--- begin DATASET EXTRACT ---

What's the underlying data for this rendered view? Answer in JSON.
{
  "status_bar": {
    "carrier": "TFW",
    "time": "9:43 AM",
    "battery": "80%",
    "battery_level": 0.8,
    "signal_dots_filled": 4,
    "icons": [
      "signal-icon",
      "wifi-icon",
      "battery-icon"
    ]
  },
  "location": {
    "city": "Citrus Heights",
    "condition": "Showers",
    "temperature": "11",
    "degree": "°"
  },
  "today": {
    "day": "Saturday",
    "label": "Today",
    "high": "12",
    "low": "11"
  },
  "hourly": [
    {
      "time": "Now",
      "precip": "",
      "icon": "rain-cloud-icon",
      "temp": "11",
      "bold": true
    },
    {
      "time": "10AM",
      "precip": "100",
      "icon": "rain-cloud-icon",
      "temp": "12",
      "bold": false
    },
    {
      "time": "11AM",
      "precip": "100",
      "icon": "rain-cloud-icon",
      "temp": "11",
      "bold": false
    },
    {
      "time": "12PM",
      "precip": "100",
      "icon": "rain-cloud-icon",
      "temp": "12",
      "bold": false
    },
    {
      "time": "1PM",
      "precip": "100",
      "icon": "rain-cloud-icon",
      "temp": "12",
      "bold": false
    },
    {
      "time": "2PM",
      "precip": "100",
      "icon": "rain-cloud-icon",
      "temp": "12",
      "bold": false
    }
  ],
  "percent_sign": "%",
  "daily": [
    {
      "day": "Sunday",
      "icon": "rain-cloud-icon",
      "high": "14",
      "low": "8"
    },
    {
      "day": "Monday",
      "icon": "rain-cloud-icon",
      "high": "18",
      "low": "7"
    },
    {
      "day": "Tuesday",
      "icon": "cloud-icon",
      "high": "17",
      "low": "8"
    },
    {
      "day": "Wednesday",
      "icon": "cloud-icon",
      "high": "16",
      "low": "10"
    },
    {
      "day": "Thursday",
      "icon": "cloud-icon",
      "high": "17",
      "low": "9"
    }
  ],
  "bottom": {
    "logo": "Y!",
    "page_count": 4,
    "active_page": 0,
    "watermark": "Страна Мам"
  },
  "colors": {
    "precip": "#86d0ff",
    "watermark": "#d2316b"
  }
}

--- end DATASET EXTRACT ---

Please set down the whole listing above without altering a single line.

What's the underlying data for this rendered view? Answer in JSON.
{
  "status_bar": {
    "carrier": "TFW",
    "time": "9:43 AM",
    "battery": "80%",
    "battery_level": 0.8,
    "signal_dots_filled": 4,
    "icons": [
      "signal-icon",
      "wifi-icon",
      "battery-icon"
    ]
  },
  "location": {
    "city": "Citrus Heights",
    "condition": "Showers",
    "temperature": "11",
    "degree": "°"
  },
  "today": {
    "day": "Saturday",
    "label": "Today",
    "high": "12",
    "low": "11"
  },
  "hourly": [
    {
      "time": "Now",
      "precip": "",
      "icon": "rain-cloud-icon",
      "temp": "11",
      "bold": true
    },
    {
      "time": "10AM",
      "precip": "100",
      "icon": "rain-cloud-icon",
      "temp": "12",
      "bold": false
    },
    {
      "time": "11AM",
      "precip": "100",
      "icon": "rain-cloud-icon",
      "temp": "11",
      "bold": false
    },
    {
      "time": "12PM",
      "precip": "100",
      "icon": "rain-cloud-icon",
      "temp": "12",
      "bold": false
    },
    {
      "time": "1PM",
      "precip": "100",
      "icon": "rain-cloud-icon",
      "temp": "12",
      "bold": false
    },
    {
      "time": "2PM",
      "precip": "100",
      "icon": "rain-cloud-icon",
      "temp": "12",
      "bold": false
    }
  ],
  "percent_sign": "%",
  "daily": [
    {
      "day": "Sunday",
      "icon": "rain-cloud-icon",
      "high": "14",
      "low": "8"
    },
    {
      "day": "Monday",
      "icon": "rain-cloud-icon",
      "high": "18",
      "low": "7"
    },
    {
      "day": "Tuesday",
      "icon": "cloud-icon",
      "high": "17",
      "low": "8"
    },
    {
      "day": "Wednesday",
      "icon": "cloud-icon",
      "high": "16",
      "low": "10"
    },
    {
      "day": "Thursday",
      "icon": "cloud-icon",
      "high": "17",
      "low": "9"
    }
  ],
  "bottom": {
    "logo": "Y!",
    "page_count": 4,
    "active_page": 0,
    "watermark": "Страна Мам"
  },
  "colors": {
    "precip": "#86d0ff",
    "watermark": "#d2316b"
  }
}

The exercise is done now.